**GOAL**
Every entry needs to be printed exactly, please.

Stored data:
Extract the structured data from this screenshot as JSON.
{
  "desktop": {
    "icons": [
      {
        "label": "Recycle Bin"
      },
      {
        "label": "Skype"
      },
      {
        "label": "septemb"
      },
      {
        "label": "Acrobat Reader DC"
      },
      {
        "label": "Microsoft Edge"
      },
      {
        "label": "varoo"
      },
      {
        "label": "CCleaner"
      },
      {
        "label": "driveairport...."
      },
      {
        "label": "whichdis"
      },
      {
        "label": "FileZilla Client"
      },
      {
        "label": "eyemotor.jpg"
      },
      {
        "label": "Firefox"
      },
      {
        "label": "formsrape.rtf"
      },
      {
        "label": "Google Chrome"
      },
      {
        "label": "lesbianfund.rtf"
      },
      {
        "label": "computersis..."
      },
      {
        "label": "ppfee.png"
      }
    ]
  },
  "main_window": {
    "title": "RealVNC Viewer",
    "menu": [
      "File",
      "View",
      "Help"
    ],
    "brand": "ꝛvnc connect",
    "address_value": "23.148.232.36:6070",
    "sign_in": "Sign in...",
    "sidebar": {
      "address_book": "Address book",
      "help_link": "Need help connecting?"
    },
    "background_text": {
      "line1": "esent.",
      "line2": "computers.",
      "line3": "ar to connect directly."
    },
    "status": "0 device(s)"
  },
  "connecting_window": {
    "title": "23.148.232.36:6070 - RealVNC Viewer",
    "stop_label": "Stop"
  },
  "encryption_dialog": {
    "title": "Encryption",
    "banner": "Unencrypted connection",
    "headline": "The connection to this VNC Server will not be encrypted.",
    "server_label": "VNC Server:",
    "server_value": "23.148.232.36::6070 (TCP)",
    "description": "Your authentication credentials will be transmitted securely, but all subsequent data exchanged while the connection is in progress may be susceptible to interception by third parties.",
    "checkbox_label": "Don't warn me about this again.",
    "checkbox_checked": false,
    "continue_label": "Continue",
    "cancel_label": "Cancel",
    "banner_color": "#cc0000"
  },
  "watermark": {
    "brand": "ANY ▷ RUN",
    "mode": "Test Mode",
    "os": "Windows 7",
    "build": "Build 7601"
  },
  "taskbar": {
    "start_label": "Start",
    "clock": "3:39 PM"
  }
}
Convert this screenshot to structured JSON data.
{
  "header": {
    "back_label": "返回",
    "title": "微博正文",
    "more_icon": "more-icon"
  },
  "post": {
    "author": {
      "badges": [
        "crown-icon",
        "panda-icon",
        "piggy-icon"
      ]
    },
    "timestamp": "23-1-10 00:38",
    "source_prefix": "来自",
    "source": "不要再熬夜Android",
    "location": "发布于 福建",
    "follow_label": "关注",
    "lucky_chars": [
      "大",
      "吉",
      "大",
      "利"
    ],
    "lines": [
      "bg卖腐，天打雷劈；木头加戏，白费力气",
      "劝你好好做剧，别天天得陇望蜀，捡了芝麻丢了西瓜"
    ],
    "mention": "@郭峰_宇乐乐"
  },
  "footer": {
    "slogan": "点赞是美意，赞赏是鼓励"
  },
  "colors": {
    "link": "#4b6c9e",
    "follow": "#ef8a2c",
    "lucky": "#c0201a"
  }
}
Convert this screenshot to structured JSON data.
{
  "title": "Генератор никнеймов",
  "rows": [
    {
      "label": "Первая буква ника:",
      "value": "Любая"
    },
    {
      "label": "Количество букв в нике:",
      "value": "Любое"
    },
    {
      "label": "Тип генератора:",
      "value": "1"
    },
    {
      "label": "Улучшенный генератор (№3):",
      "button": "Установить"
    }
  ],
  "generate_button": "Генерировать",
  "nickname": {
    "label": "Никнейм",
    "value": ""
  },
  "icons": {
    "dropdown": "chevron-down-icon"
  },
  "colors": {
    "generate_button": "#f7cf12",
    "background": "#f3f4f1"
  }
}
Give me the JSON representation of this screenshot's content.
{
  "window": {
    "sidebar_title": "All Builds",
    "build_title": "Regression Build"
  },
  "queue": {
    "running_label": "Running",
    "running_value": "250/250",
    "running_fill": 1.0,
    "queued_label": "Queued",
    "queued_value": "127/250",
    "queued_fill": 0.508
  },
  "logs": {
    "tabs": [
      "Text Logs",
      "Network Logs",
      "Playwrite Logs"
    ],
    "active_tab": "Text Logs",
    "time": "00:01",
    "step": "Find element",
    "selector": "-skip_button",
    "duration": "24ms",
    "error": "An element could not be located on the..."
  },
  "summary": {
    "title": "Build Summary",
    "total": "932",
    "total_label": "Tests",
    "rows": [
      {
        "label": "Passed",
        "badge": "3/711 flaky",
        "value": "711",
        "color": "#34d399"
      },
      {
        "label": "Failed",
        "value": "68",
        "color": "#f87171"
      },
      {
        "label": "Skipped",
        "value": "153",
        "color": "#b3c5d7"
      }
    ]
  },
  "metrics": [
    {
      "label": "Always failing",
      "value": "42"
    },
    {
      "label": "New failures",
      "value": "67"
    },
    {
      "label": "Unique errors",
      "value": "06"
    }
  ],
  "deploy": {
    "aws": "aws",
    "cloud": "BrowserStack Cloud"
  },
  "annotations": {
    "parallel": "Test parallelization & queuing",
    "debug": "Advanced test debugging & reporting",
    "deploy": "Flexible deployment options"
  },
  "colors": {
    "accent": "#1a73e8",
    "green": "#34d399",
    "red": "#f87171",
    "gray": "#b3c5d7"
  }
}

**RESULT**
Extract the structured data from this screenshot as JSON.
{
  "desktop": {
    "icons": [
      {
        "label": "Recycle Bin"
      },
      {
        "label": "Skype"
      },
      {
        "label": "septemb"
      },
      {
        "label": "Acrobat Reader DC"
      },
      {
        "label": "Microsoft Edge"
      },
      {
        "label": "varoo"
      },
      {
        "label": "CCleaner"
      },
      {
        "label": "driveairport...."
      },
      {
        "label": "whichdis"
      },
      {
        "label": "FileZilla Client"
      },
      {
        "label": "eyemotor.jpg"
      },
      {
        "label": "Firefox"
      },
      {
        "label": "formsrape.rtf"
      },
      {
        "label": "Google Chrome"
      },
      {
        "label": "lesbianfund.rtf"
      },
      {
        "label": "computersis..."
      },
      {
        "label": "ppfee.png"
      }
    ]
  },
  "main_window": {
    "title": "RealVNC Viewer",
    "menu": [
      "File",
      "View",
      "Help"
    ],
    "brand": "ꝛvnc connect",
    "address_value": "23.148.232.36:6070",
    "sign_in": "Sign in...",
    "sidebar": {
      "address_book": "Address book",
      "help_link": "Need help connecting?"
    },
    "background_text": {
      "line1": "esent.",
      "line2": "computers.",
      "line3": "ar to connect directly."
    },
    "status": "0 device(s)"
  },
  "connecting_window": {
    "title": "23.148.232.36:6070 - RealVNC Viewer",
    "stop_label": "Stop"
  },
  "encryption_dialog": {
    "title": "Encryption",
    "banner": "Unencrypted connection",
    "headline": "The connection to this VNC Server will not be encrypted.",
    "server_label": "VNC Server:",
    "server_value": "23.148.232.36::6070 (TCP)",
    "description": "Your authentication credentials will be transmitted securely, but all subsequent data exchanged while the connection is in progress may be susceptible to interception by third parties.",
    "checkbox_label": "Don't warn me about this again.",
    "checkbox_checked": false,
    "continue_label": "Continue",
    "cancel_label": "Cancel",
    "banner_color": "#cc0000"
  },
  "watermark": {
    "brand": "ANY ▷ RUN",
    "mode": "Test Mode",
    "os": "Windows 7",
    "build": "Build 7601"
  },
  "taskbar": {
    "start_label": "Start",
    "clock": "3:39 PM"
  }
}
Convert this screenshot to structured JSON data.
{
  "header": {
    "back_label": "返回",
    "title": "微博正文",
    "more_icon": "more-icon"
  },
  "post": {
    "author": {
      "badges": [
        "crown-icon",
        "panda-icon",
        "piggy-icon"
      ]
    },
    "timestamp": "23-1-10 00:38",
    "source_prefix": "来自",
    "source": "不要再熬夜Android",
    "location": "发布于 福建",
    "follow_label": "关注",
    "lucky_chars": [
      "大",
      "吉",
      "大",
      "利"
    ],
    "lines": [
      "bg卖腐，天打雷劈；木头加戏，白费力气",
      "劝你好好做剧，别天天得陇望蜀，捡了芝麻丢了西瓜"
    ],
    "mention": "@郭峰_宇乐乐"
  },
  "footer": {
    "slogan": "点赞是美意，赞赏是鼓励"
  },
  "colors": {
    "link": "#4b6c9e",
    "follow": "#ef8a2c",
    "lucky": "#c0201a"
  }
}
Convert this screenshot to structured JSON data.
{
  "title": "Генератор никнеймов",
  "rows": [
    {
      "label": "Первая буква ника:",
      "value": "Любая"
    },
    {
      "label": "Количество букв в нике:",
      "value": "Любое"
    },
    {
      "label": "Тип генератора:",
      "value": "1"
    },
    {
      "label": "Улучшенный генератор (№3):",
      "button": "Установить"
    }
  ],
  "generate_button": "Генерировать",
  "nickname": {
    "label": "Никнейм",
    "value": ""
  },
  "icons": {
    "dropdown": "chevron-down-icon"
  },
  "colors": {
    "generate_button": "#f7cf12",
    "background": "#f3f4f1"
  }
}
Give me the JSON representation of this screenshot's content.
{
  "window": {
    "sidebar_title": "All Builds",
    "build_title": "Regression Build"
  },
  "queue": {
    "running_label": "Running",
    "running_value": "250/250",
    "running_fill": 1.0,
    "queued_label": "Queued",
    "queued_value": "127/250",
    "queued_fill": 0.508
  },
  "logs": {
    "tabs": [
      "Text Logs",
      "Network Logs",
      "Playwrite Logs"
    ],
    "active_tab": "Text Logs",
    "time": "00:01",
    "step": "Find element",
    "selector": "-skip_button",
    "duration": "24ms",
    "error": "An element could not be located on the..."
  },
  "summary": {
    "title": "Build Summary",
    "total": "932",
    "total_label": "Tests",
    "rows": [
      {
        "label": "Passed",
        "badge": "3/711 flaky",
        "value": "711",
        "color": "#34d399"
      },
      {
        "label": "Failed",
        "value": "68",
        "color": "#f87171"
      },
      {
        "label": "Skipped",
        "value": "153",
        "color": "#b3c5d7"
      }
    ]
  },
  "metrics": [
    {
      "label": "Always failing",
      "value": "42"
    },
    {
      "label": "New failures",
      "value": "67"
    },
    {
      "label": "Unique errors",
      "value": "06"
    }
  ],
  "deploy": {
    "aws": "aws",
    "cloud": "BrowserStack Cloud"
  },
  "annotations": {
    "parallel": "Test parallelization & queuing",
    "debug": "Advanced test debugging & reporting",
    "deploy": "Flexible deployment options"
  },
  "colors": {
    "accent": "#1a73e8",
    "green": "#34d399",
    "red": "#f87171",
    "gray": "#b3c5d7"
  }
}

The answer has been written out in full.